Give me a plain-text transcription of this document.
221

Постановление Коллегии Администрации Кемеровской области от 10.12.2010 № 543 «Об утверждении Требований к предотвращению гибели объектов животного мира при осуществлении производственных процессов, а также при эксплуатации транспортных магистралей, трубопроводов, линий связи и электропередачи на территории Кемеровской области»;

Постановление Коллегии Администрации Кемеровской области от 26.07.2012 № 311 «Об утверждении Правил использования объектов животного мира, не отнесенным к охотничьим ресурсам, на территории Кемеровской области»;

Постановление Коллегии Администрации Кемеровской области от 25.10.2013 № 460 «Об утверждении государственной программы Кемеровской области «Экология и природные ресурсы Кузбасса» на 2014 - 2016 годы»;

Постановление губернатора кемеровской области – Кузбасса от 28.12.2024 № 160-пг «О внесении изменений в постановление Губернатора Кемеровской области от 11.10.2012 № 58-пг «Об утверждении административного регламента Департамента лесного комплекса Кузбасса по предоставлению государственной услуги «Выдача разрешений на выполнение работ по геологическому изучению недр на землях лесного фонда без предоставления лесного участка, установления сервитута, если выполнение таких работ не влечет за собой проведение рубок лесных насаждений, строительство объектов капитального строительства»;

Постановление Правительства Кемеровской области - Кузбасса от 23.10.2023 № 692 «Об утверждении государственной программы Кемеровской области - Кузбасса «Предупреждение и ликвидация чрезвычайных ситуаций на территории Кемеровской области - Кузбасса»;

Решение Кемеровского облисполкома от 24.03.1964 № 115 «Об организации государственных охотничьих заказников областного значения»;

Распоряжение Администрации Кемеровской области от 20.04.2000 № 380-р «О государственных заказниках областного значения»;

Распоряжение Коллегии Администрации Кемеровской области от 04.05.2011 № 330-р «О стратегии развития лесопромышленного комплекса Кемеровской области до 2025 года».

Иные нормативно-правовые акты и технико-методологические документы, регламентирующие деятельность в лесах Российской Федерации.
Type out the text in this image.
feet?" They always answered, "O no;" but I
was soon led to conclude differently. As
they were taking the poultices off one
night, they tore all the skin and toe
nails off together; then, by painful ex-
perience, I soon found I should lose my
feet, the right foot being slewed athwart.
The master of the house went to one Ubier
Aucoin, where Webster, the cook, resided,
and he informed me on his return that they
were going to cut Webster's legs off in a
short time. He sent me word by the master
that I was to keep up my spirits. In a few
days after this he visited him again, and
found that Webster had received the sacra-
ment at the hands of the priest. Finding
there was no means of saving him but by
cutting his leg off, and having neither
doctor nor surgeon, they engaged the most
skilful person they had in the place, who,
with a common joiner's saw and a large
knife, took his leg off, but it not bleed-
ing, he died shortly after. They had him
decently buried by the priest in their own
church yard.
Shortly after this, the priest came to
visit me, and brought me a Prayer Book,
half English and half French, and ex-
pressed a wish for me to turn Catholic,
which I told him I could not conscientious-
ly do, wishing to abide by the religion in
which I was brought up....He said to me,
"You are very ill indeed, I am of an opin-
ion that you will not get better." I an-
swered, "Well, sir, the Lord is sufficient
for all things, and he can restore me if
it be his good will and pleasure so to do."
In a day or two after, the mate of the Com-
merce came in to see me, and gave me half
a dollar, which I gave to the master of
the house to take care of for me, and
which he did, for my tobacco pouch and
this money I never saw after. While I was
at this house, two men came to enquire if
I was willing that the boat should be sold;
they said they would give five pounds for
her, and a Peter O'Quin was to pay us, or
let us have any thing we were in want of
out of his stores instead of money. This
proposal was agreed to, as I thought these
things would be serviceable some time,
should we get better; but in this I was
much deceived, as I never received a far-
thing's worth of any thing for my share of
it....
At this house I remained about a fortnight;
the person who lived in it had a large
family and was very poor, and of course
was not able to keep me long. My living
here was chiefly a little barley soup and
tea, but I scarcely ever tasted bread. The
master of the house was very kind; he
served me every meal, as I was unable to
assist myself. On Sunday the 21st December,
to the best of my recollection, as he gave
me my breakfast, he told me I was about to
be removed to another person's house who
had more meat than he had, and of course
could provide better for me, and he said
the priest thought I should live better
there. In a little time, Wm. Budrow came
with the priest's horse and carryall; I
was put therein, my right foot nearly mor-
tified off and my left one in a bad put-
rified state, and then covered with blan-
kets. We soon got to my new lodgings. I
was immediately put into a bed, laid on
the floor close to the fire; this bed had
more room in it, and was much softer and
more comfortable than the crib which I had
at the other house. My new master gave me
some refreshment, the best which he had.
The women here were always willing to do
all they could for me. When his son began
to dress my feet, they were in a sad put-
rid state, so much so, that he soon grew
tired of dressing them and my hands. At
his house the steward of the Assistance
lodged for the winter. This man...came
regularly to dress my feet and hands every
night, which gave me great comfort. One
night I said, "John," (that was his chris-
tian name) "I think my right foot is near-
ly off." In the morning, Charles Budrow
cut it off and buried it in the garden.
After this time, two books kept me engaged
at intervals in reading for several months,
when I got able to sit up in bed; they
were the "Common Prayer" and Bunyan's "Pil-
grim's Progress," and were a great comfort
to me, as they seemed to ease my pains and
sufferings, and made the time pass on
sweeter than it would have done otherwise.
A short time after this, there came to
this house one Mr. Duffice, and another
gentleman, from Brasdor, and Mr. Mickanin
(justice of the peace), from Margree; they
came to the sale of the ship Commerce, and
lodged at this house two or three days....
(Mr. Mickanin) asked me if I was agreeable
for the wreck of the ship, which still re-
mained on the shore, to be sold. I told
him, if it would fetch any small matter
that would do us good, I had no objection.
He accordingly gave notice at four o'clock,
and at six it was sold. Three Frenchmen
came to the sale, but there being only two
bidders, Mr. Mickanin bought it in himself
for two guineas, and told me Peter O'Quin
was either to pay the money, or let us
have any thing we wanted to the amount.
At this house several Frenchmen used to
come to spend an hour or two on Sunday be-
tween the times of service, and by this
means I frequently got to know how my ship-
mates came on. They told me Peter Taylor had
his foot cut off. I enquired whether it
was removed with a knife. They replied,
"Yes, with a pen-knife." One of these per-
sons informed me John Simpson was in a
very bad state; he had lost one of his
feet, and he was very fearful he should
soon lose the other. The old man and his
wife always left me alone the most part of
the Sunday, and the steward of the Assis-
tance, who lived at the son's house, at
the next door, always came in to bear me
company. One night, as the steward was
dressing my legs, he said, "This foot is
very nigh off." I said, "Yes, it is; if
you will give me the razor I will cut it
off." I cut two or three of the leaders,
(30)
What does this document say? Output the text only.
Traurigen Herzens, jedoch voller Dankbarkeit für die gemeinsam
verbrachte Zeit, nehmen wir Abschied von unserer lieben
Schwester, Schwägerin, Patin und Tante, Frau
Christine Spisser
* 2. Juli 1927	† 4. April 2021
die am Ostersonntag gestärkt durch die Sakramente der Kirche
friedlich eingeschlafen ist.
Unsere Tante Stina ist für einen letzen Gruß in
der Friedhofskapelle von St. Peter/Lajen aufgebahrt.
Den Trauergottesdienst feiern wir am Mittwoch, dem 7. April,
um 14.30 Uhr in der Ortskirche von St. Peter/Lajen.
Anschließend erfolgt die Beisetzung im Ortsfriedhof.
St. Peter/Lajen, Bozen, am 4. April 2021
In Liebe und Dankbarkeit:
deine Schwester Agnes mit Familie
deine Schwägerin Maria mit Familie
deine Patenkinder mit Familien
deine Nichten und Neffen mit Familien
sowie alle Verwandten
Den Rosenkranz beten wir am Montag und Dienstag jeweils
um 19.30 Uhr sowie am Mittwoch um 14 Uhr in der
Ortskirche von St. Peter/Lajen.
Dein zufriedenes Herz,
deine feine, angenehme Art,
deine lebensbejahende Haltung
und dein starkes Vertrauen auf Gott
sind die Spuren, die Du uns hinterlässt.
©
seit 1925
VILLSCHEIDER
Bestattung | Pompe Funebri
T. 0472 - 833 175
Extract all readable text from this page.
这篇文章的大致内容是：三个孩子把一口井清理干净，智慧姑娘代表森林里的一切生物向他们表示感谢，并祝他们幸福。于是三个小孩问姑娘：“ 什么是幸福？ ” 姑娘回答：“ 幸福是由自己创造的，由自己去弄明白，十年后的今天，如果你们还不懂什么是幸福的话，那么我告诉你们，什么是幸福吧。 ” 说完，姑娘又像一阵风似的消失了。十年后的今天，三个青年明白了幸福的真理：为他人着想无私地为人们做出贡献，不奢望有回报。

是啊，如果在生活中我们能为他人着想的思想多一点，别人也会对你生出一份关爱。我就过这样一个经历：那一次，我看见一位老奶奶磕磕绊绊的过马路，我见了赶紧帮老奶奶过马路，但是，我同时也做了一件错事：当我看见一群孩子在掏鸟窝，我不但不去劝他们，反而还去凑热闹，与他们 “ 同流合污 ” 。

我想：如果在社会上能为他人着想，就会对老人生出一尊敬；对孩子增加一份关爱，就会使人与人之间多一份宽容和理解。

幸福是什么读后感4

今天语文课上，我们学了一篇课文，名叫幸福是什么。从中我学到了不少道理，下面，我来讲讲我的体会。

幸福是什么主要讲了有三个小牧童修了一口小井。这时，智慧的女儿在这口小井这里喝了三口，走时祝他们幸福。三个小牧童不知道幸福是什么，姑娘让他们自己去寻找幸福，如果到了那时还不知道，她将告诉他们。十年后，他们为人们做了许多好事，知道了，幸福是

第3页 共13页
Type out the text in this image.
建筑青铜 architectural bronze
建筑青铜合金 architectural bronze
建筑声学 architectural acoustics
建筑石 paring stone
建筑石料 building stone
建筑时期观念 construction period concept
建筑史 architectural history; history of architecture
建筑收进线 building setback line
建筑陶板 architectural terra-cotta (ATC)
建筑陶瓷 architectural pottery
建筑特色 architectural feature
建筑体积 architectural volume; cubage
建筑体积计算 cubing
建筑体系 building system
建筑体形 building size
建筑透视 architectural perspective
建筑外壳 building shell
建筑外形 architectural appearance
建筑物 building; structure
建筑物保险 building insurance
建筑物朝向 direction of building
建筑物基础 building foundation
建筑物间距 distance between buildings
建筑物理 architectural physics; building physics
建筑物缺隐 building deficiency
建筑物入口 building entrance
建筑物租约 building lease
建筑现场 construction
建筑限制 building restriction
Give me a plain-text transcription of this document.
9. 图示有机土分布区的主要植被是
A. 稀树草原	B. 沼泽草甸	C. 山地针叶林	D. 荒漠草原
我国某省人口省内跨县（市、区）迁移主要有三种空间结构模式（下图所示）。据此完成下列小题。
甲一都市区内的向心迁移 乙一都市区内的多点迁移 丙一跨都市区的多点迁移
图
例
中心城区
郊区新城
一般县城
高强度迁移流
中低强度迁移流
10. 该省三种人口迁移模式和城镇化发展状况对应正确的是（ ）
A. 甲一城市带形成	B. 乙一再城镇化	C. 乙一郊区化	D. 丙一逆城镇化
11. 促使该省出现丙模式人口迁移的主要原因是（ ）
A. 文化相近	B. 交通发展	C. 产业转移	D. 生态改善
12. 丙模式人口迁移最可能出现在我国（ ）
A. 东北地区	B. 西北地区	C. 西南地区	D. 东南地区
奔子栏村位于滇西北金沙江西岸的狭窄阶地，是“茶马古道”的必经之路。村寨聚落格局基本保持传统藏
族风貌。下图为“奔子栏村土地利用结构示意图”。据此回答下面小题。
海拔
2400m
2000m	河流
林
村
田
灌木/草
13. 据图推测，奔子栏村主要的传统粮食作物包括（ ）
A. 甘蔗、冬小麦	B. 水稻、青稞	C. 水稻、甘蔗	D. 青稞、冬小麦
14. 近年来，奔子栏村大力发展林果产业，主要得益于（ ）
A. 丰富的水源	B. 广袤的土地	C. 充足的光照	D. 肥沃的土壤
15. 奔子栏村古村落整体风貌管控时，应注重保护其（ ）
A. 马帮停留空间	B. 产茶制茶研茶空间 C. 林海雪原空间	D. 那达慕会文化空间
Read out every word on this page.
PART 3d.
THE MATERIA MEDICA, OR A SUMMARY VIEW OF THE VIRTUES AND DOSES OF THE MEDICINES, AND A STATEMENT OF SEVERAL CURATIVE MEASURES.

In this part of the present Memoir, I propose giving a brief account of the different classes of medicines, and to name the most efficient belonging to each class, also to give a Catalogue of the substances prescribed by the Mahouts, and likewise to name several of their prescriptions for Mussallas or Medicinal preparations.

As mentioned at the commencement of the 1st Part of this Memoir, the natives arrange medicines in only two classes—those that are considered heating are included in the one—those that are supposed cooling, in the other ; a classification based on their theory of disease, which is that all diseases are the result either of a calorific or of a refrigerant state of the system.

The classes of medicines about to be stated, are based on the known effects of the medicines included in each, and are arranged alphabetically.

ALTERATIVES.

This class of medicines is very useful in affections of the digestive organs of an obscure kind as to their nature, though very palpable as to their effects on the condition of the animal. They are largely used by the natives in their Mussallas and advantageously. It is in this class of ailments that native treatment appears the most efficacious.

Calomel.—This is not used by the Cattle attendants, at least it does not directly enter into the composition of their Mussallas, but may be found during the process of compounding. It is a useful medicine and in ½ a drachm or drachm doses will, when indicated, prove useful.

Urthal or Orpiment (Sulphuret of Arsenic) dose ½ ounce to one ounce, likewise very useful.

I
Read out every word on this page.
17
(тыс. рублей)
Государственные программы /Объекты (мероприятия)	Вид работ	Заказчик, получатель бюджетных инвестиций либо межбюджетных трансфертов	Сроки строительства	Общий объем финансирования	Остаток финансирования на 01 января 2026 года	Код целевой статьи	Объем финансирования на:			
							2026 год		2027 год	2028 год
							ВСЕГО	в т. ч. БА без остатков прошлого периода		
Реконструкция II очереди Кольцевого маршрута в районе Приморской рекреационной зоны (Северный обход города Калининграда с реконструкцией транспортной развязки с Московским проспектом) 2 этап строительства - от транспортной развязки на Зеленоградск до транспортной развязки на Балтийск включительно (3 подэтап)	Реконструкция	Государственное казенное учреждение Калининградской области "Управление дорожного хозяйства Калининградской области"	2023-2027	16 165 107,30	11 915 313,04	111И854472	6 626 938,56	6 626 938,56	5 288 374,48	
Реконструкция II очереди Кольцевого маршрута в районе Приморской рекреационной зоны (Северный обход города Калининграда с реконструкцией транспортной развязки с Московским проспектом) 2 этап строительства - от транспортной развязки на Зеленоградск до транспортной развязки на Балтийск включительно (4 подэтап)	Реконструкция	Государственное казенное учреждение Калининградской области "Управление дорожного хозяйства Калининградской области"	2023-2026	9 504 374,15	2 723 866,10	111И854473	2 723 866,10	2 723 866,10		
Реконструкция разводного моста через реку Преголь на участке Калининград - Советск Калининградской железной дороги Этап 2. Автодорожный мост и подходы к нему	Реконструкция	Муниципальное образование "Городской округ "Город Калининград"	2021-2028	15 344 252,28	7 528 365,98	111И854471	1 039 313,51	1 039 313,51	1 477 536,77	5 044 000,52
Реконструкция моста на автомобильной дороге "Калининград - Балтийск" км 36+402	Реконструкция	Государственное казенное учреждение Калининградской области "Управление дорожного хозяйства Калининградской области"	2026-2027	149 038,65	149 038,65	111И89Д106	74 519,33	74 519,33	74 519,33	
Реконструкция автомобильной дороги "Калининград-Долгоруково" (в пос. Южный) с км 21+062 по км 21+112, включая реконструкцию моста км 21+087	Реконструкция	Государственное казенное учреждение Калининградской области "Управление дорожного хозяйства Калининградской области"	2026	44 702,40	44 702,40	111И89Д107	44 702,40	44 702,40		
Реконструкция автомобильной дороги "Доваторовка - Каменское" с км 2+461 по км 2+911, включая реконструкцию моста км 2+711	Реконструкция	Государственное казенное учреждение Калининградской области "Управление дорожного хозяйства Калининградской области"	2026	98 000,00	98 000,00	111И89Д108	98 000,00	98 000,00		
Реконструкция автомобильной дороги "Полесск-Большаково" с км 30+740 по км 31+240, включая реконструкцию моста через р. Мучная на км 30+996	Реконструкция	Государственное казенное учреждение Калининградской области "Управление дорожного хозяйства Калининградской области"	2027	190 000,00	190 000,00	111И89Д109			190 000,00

========

• [Set problem]
List all lines above in which the string "государственных" appears.

• [Finished exercise]
Решение Кемеровского облисполкома от 24.03.1964 № 115 «Об организации государственных охотничьих заказников областного значения»;
Распоряжение Администрации Кемеровской области от 20.04.2000 № 380-р «О государственных заказниках областного значения»;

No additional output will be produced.